--- begin EXERCISE MATERIALS ---

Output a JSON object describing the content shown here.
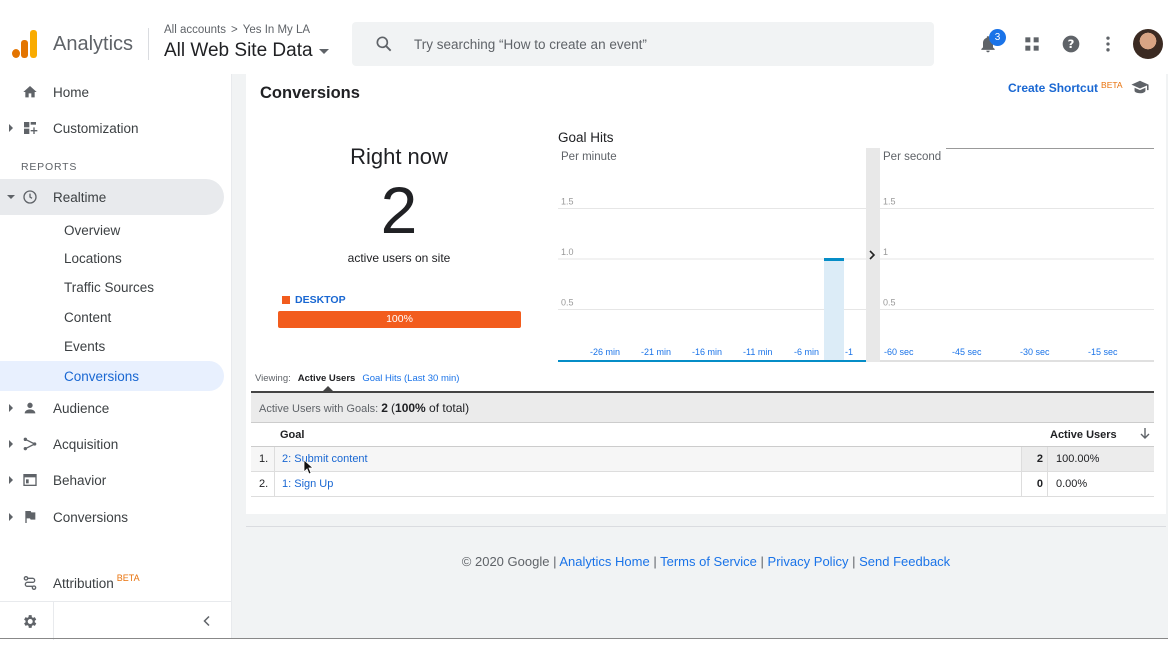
{
  "header": {
    "app_name": "Analytics",
    "breadcrumb_root": "All accounts",
    "breadcrumb_sep": ">",
    "breadcrumb_account": "Yes In My LA",
    "view_name": "All Web Site Data",
    "search_placeholder": "Try searching “How to create an event”",
    "notification_count": "3",
    "logo_colors": [
      "#f9ab00",
      "#e37400",
      "#e37400"
    ]
  },
  "sidebar": {
    "home": "Home",
    "customization": "Customization",
    "reports_label": "REPORTS",
    "realtime": "Realtime",
    "realtime_items": [
      "Overview",
      "Locations",
      "Traffic Sources",
      "Content",
      "Events",
      "Conversions"
    ],
    "audience": "Audience",
    "acquisition": "Acquisition",
    "behavior": "Behavior",
    "conversions": "Conversions",
    "attribution": "Attribution",
    "attribution_badge": "BETA"
  },
  "main": {
    "page_title": "Conversions",
    "create_shortcut": "Create Shortcut",
    "shortcut_badge": "BETA",
    "right_now_title": "Right now",
    "active_users": "2",
    "active_users_sub": "active users on site",
    "device_label": "DESKTOP",
    "device_percent": "100%",
    "device_fraction": 1.0,
    "goal_hits_title": "Goal Hits",
    "viewing_label": "Viewing:",
    "viewing_active": "Active Users",
    "viewing_other": "Goal Hits (Last 30 min)",
    "summary_label": "Active Users with Goals:",
    "summary_value": "2",
    "summary_open": "(",
    "summary_pct": "100%",
    "summary_rest": " of total)",
    "table_headers": {
      "goal": "Goal",
      "active_users": "Active Users"
    },
    "rows": [
      {
        "idx": "1.",
        "goal": "2: Submit content",
        "value": "2",
        "pct": "100.00%"
      },
      {
        "idx": "2.",
        "goal": "1: Sign Up",
        "value": "0",
        "pct": "0.00%"
      }
    ]
  },
  "chart_data": [
    {
      "type": "bar",
      "title": "Per minute",
      "x_ticks": [
        "-26 min",
        "-21 min",
        "-16 min",
        "-11 min",
        "-6 min",
        "-1"
      ],
      "y_ticks": [
        "1.5",
        "1.0",
        "0.5"
      ],
      "ylim": [
        0,
        2
      ],
      "bars": [
        {
          "x": "-2 min",
          "value": 1
        }
      ],
      "color": "#058dc7"
    },
    {
      "type": "bar",
      "title": "Per second",
      "x_ticks": [
        "-60 sec",
        "-45 sec",
        "-30 sec",
        "-15 sec"
      ],
      "y_ticks": [
        "1.5",
        "1",
        "0.5"
      ],
      "ylim": [
        0,
        2
      ],
      "bars": []
    }
  ],
  "footer": {
    "copyright": "© 2020 Google",
    "sep": "|",
    "links": [
      "Analytics Home",
      "Terms of Service",
      "Privacy Policy",
      "Send Feedback"
    ]
  }
}
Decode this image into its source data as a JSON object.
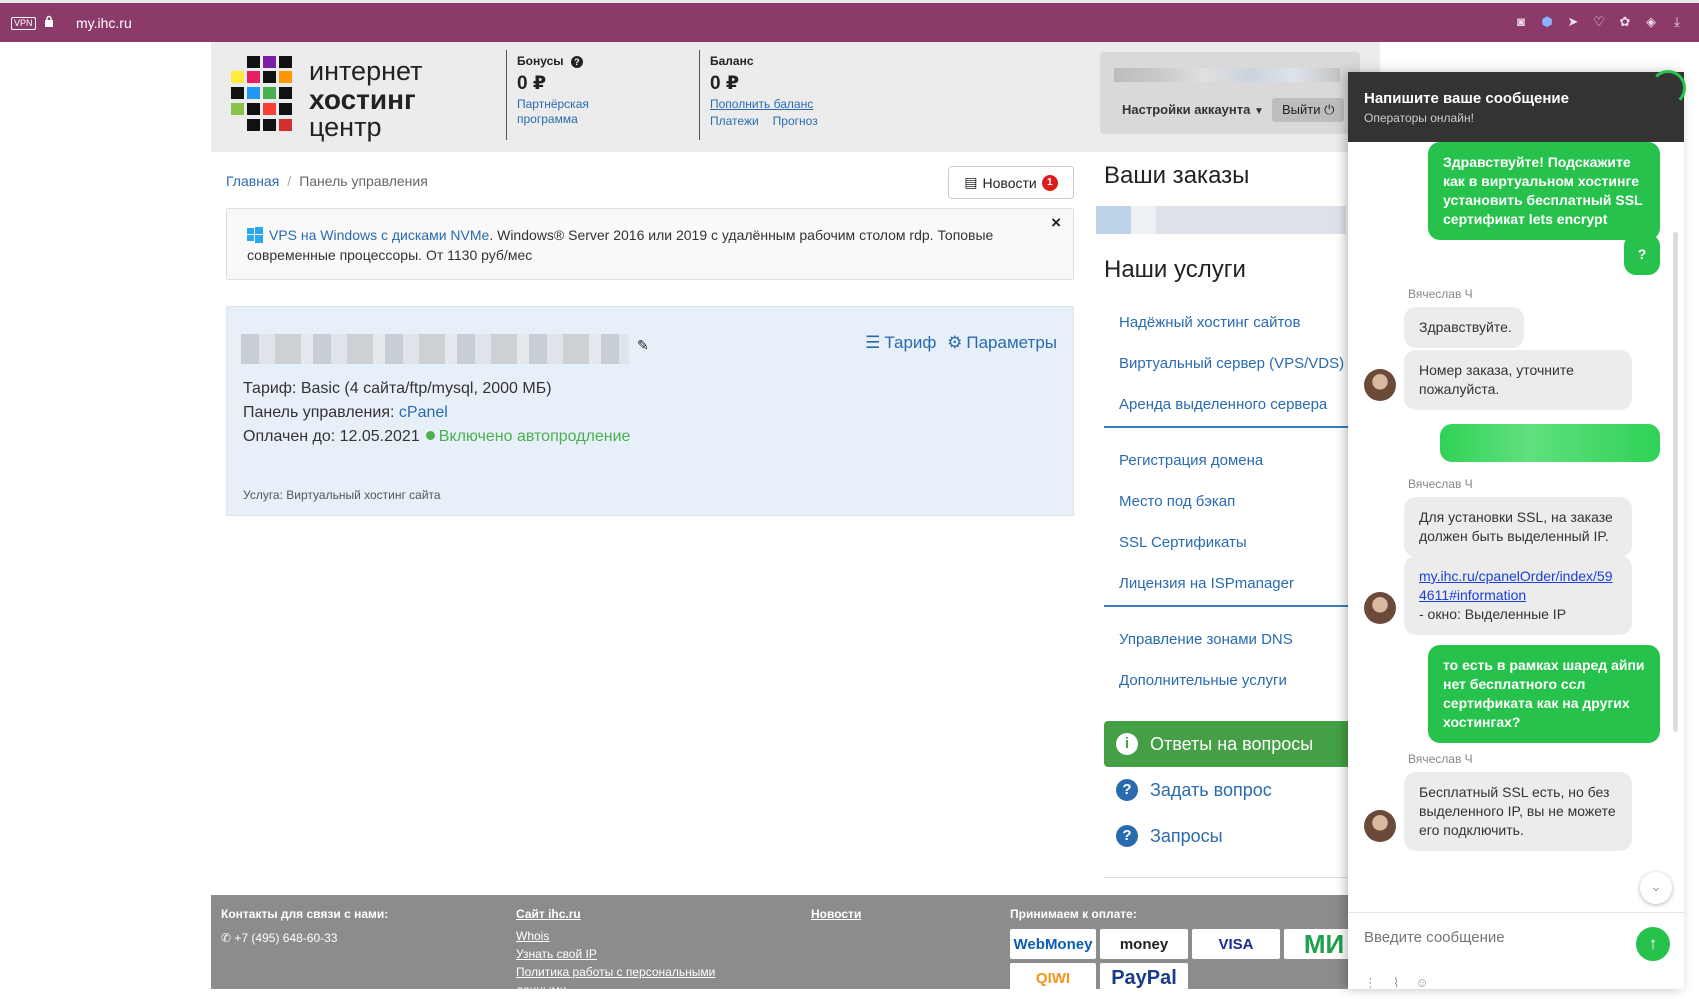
{
  "browser": {
    "vpn_label": "VPN",
    "url": "my.ihc.ru",
    "toolbar_icons": [
      "camera-icon",
      "shield-icon",
      "send-icon",
      "heart-icon",
      "extension-icon",
      "cube-icon",
      "download-icon"
    ]
  },
  "logo": {
    "line1": "интернет",
    "line2": "хостинг",
    "line3": "центр"
  },
  "header": {
    "bonus": {
      "label": "Бонусы",
      "amount": "0 ₽",
      "link": "Партнёрская программа"
    },
    "balance": {
      "label": "Баланс",
      "amount": "0 ₽",
      "topup": "Пополнить баланс",
      "payments": "Платежи",
      "forecast": "Прогноз"
    },
    "account": {
      "settings": "Настройки аккаунта",
      "logout": "Выйти"
    }
  },
  "breadcrumb": {
    "home": "Главная",
    "current": "Панель управления"
  },
  "news_button": {
    "label": "Новости",
    "count": "1"
  },
  "alert": {
    "link": "VPS на Windows с дисками NVMe",
    "text": ". Windows® Server 2016 или 2019 с удалённым рабочим столом rdp. Топовые современные процессоры. От 1130 руб/мес",
    "close": "×"
  },
  "service": {
    "tariff_link": "Тариф",
    "params_link": "Параметры",
    "tariff_label": "Тариф:",
    "tariff_value": "Basic (4 сайта/ftp/mysql, 2000 МБ)",
    "panel_label": "Панель управления:",
    "panel_value": "cPanel",
    "paid_label": "Оплачен до:",
    "paid_value": "12.05.2021",
    "autorenew": "Включено автопродление",
    "service_type": "Услуга: Виртуальный хостинг сайта"
  },
  "sidebar": {
    "orders_title": "Ваши заказы",
    "services_title": "Наши услуги",
    "services": [
      "Надёжный хостинг сайтов",
      "Виртуальный сервер (VPS/VDS)",
      "Аренда выделенного сервера",
      "Регистрация домена",
      "Место под бэкап",
      "SSL Сертификаты",
      "Лицензия на ISPmanager",
      "Управление зонами DNS",
      "Дополнительные услуги"
    ],
    "faq": "Ответы на вопросы",
    "ask": "Задать вопрос",
    "requests": "Запросы"
  },
  "footer": {
    "contacts_title": "Контакты для связи с нами:",
    "phone": "+7 (495) 648-60-33",
    "site_title": "Сайт ihc.ru",
    "site_links": [
      "Whois",
      "Узнать свой IP",
      "Политика работы с персональными данными"
    ],
    "news": "Новости",
    "payment_title": "Принимаем к оплате:",
    "payment_methods": [
      "WebMoney",
      "money",
      "VISA",
      "МИ",
      "QIWI",
      "PayPal"
    ]
  },
  "chat": {
    "title": "Напишите ваше сообщение",
    "subtitle": "Операторы онлайн!",
    "operator_name": "Вячеслав Ч",
    "messages": {
      "m1": "Здравствуйте! Подскажите как в виртуальном хостинге установить бесплатный SSL сертификат lets encrypt",
      "m2": "?",
      "m3": "Здравствуйте.",
      "m4": "Номер заказа, уточните пожалуйста.",
      "m5": "Для установки SSL, на заказе должен быть выделенный IP.",
      "m6_link": "my.ihc.ru/cpanelOrder/index/594611#information",
      "m6_text": "- окно: Выделенные IP",
      "m7": "то есть в рамках шаред айпи нет бесплатного ссл сертификата как на других хостингах?",
      "m8": "Бесплатный SSL есть, но без выделенного IP, вы не можете его подключить."
    },
    "input_placeholder": "Введите сообщение"
  }
}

--- end EXERCISE MATERIALS ---

SET TASK
Copy all lines from the material that contain "Здравствуйте".

TASK RESULT
      "m1": "Здравствуйте! Подскажите как в виртуальном хостинге установить бесплатный SSL сертификат lets encrypt",
      "m3": "Здравствуйте.",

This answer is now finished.